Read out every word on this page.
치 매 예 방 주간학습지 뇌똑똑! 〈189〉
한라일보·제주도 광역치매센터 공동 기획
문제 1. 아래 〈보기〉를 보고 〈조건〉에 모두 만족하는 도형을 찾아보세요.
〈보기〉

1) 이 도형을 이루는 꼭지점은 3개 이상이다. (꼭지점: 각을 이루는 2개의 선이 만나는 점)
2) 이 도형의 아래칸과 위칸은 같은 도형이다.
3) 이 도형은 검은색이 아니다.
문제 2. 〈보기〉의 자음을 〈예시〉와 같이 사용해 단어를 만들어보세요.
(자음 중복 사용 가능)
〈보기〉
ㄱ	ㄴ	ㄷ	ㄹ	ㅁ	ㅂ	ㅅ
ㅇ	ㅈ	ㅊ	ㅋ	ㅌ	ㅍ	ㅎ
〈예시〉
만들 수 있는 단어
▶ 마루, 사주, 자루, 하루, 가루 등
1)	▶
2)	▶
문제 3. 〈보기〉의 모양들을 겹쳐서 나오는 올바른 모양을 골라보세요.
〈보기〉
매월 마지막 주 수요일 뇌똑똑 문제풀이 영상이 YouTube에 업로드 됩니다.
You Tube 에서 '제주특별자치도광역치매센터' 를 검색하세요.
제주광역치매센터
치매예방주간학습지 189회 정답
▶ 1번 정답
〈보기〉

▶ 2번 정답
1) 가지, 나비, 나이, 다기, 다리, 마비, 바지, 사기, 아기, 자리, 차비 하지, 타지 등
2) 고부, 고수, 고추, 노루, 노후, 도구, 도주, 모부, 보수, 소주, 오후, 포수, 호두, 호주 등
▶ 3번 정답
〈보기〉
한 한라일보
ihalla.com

_____

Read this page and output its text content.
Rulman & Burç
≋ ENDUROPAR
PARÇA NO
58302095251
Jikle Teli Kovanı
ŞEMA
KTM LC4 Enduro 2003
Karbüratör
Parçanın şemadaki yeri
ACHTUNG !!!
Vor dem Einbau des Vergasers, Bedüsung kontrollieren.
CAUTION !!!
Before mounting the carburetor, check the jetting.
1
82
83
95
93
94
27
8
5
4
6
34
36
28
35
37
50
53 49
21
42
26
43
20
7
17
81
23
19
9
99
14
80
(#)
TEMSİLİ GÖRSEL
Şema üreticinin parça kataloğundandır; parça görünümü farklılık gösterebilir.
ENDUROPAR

_____

▶ EXERCISE
Find each line in the records holding the string "page" and show it.

▶ TASK ANSWER
Read out every word on this page.
Read this page and output its text content.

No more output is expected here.